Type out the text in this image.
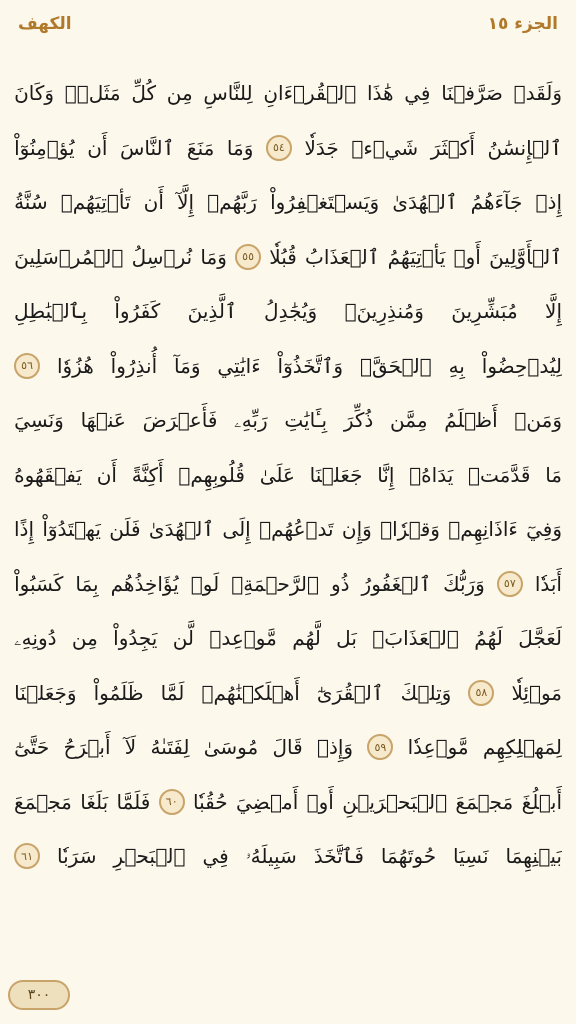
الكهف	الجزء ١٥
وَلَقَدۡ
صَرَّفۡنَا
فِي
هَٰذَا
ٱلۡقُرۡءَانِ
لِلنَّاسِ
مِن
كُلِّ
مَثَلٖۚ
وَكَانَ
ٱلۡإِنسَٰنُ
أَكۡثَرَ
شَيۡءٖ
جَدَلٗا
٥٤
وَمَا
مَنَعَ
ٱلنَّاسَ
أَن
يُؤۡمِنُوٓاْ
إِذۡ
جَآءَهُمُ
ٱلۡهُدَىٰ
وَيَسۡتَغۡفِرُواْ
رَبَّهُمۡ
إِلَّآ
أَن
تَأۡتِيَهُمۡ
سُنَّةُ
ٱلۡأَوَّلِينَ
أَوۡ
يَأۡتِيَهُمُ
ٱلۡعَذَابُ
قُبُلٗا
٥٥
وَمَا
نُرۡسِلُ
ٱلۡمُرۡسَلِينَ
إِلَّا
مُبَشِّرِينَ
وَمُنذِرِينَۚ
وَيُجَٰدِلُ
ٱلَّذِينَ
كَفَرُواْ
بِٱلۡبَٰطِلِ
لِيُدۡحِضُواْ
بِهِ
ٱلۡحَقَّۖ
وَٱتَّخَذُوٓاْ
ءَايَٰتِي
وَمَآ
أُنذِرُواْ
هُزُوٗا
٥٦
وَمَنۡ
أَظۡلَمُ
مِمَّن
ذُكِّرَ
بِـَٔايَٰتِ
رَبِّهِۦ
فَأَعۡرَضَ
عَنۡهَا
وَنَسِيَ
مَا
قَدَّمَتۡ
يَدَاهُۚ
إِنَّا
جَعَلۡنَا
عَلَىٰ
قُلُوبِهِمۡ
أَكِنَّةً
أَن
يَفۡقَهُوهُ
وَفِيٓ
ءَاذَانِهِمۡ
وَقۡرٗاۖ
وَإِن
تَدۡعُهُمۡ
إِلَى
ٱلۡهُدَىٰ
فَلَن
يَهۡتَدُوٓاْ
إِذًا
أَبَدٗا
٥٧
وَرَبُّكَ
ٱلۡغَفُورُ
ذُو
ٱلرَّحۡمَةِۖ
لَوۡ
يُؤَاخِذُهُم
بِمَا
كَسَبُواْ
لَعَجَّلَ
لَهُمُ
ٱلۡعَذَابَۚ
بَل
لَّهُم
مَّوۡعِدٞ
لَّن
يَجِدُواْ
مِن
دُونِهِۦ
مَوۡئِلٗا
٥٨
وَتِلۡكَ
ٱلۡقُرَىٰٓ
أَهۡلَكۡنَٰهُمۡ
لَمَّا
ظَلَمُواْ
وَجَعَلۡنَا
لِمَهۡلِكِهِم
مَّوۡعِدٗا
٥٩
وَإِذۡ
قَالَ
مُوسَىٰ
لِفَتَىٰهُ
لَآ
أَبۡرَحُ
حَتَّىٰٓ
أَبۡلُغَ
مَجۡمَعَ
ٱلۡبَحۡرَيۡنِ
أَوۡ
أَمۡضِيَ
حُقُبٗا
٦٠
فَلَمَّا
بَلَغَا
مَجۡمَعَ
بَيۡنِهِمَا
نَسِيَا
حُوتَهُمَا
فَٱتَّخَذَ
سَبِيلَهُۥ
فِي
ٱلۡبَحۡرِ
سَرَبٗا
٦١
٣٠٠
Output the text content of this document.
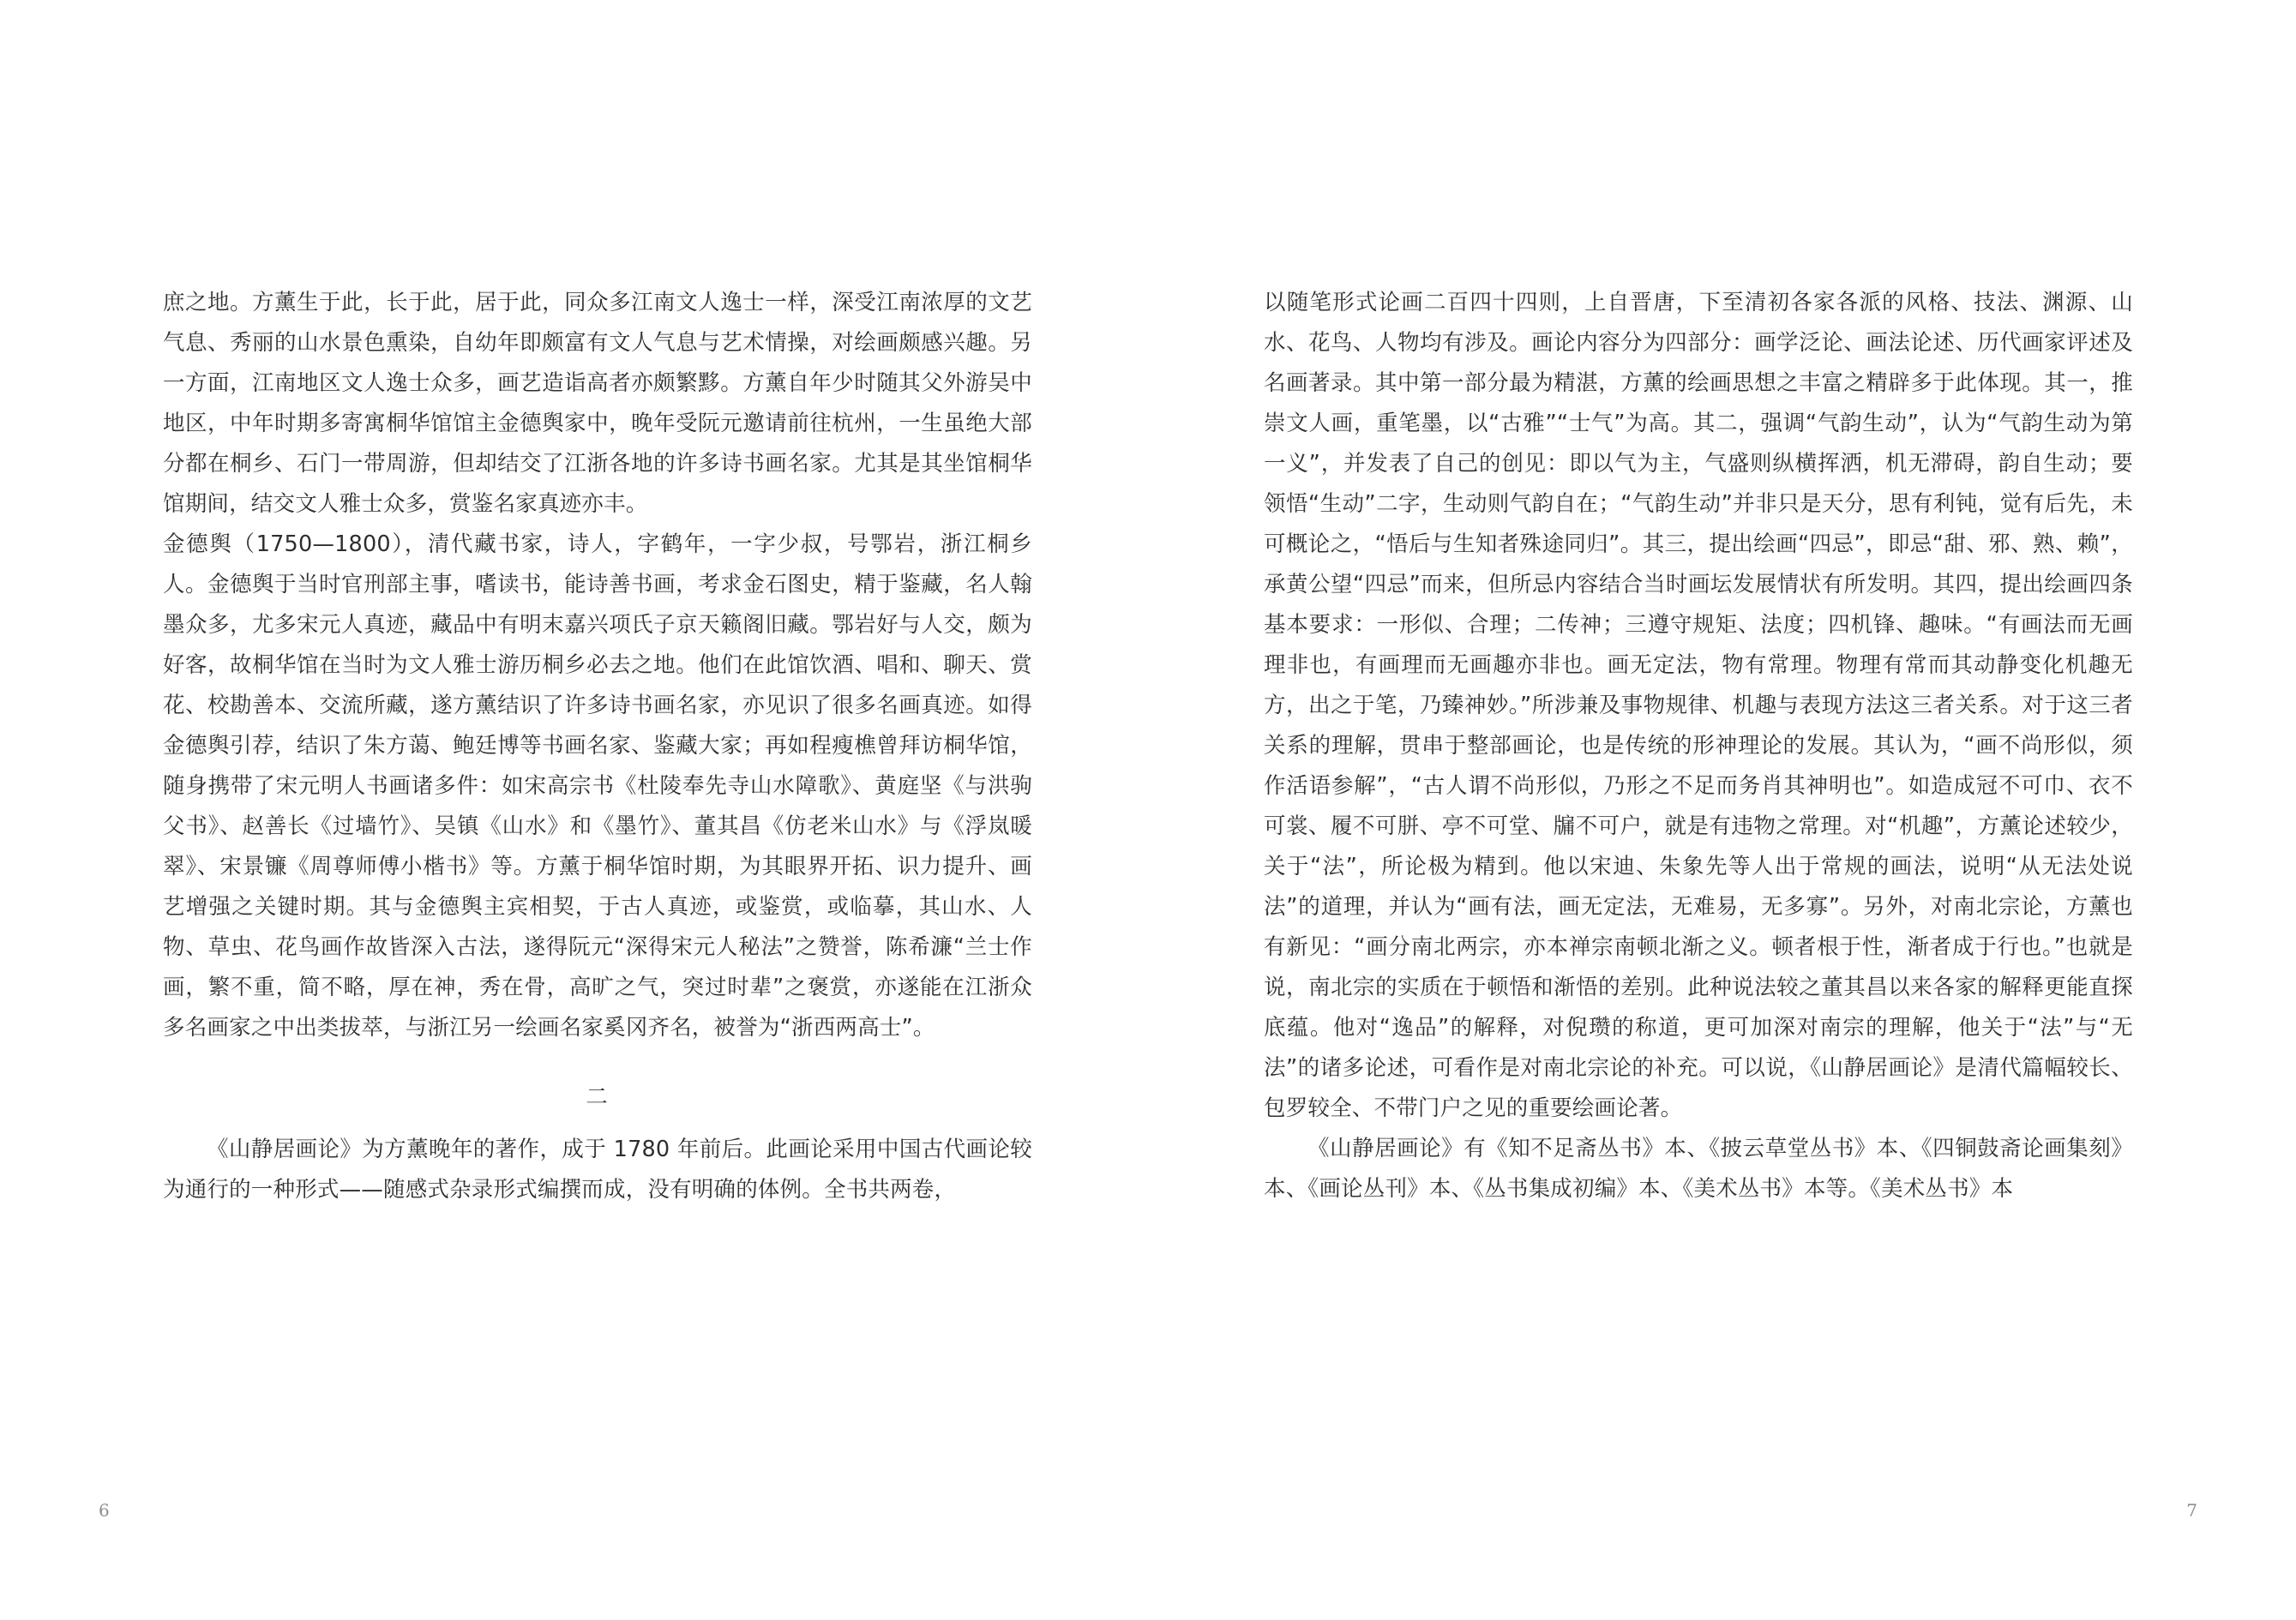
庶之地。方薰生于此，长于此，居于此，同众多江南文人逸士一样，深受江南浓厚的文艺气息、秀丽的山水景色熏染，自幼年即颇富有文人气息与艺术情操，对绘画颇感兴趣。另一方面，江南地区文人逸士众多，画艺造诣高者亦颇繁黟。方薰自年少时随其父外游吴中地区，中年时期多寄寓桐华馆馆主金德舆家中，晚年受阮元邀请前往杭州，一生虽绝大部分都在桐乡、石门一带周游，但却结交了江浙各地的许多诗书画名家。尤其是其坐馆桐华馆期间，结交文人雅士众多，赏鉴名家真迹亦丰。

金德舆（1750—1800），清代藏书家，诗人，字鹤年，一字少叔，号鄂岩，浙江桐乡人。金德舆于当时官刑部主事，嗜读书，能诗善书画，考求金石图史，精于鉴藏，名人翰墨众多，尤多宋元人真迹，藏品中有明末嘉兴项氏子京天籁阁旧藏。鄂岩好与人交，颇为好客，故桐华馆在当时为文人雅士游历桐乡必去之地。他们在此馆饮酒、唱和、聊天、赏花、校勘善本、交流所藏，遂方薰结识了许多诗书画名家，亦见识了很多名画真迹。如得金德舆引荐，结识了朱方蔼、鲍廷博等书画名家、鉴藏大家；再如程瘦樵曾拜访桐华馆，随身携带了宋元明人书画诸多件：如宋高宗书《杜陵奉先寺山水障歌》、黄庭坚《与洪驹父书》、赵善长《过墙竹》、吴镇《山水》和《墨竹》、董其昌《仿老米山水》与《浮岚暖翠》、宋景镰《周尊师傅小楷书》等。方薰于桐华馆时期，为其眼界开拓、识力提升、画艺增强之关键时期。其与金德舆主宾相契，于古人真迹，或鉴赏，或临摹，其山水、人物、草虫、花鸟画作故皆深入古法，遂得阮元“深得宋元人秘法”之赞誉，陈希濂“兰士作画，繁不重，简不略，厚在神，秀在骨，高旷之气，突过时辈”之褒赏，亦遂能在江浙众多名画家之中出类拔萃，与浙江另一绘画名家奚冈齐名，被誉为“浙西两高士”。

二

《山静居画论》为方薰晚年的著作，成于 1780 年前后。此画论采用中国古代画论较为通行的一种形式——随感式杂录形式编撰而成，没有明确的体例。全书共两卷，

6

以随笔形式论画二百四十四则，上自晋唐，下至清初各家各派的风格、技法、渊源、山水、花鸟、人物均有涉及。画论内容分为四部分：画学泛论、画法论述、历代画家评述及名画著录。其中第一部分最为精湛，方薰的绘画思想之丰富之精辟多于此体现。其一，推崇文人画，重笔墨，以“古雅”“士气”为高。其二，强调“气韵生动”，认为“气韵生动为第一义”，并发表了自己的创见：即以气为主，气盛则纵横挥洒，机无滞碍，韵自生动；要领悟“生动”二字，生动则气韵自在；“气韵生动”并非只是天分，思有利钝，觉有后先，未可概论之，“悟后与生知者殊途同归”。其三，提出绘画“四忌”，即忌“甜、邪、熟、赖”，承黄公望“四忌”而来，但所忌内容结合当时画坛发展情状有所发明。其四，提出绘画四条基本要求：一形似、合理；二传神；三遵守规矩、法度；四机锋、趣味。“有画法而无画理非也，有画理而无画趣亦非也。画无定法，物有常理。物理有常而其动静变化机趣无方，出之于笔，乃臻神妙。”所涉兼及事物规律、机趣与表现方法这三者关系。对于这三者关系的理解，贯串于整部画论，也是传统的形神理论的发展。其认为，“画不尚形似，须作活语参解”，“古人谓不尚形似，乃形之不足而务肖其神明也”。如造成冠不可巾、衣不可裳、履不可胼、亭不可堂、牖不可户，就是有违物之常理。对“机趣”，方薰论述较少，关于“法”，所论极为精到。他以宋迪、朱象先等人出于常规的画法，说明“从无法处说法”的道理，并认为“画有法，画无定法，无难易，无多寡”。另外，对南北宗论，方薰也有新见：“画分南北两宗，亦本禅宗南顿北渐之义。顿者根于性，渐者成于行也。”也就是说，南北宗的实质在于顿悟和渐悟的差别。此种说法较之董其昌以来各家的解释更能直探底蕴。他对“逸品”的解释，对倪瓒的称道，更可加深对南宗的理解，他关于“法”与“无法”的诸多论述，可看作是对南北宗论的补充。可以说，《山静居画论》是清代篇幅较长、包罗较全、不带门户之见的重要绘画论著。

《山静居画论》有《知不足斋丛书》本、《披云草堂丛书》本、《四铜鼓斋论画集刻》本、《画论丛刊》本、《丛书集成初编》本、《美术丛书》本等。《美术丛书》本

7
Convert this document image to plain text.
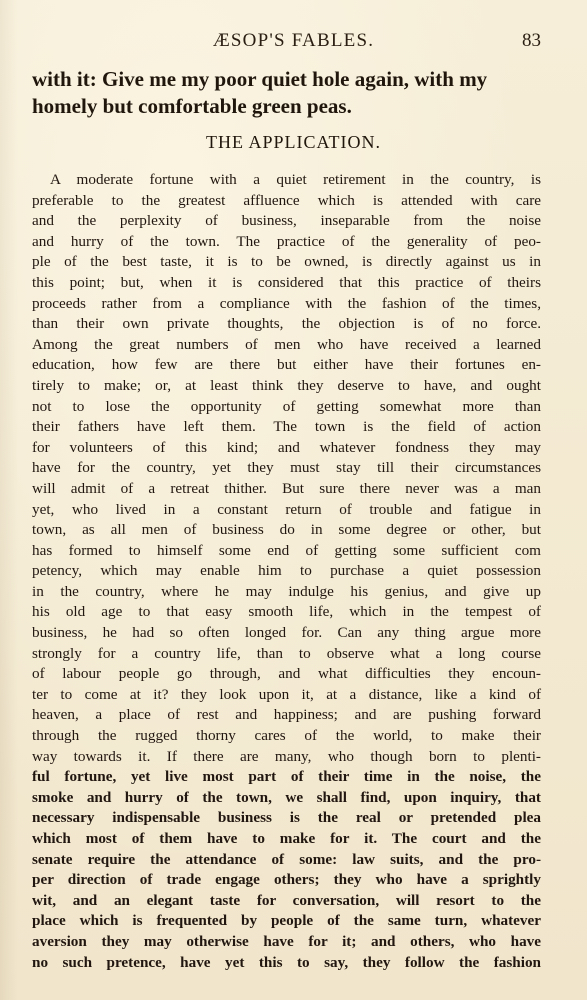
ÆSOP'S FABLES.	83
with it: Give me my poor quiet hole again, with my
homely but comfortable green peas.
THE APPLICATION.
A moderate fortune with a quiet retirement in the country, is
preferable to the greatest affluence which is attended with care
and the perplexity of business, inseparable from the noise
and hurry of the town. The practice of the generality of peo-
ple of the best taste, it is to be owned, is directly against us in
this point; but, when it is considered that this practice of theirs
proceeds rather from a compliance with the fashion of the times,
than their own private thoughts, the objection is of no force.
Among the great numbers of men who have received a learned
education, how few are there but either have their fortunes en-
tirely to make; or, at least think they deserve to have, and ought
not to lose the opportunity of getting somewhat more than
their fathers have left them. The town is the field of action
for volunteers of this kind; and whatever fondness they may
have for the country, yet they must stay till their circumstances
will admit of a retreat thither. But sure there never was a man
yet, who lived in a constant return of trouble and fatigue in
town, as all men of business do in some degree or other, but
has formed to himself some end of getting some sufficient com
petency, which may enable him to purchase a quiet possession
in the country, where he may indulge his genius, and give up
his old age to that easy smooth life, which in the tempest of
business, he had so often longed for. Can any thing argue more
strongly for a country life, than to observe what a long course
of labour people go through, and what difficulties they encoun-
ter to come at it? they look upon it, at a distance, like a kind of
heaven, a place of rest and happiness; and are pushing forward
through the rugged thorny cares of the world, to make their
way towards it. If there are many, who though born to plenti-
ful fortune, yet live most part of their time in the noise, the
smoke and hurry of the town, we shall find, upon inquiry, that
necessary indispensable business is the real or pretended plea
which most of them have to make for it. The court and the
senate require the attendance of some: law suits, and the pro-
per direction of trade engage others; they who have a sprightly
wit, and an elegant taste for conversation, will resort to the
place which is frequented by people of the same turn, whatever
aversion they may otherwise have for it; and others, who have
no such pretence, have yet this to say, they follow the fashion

—————

WORK TO COMPLETE -
Give the number of lines in the records above that contain the word "quiet". Reply with that number alone.

COMPLETED EXERCISE -
3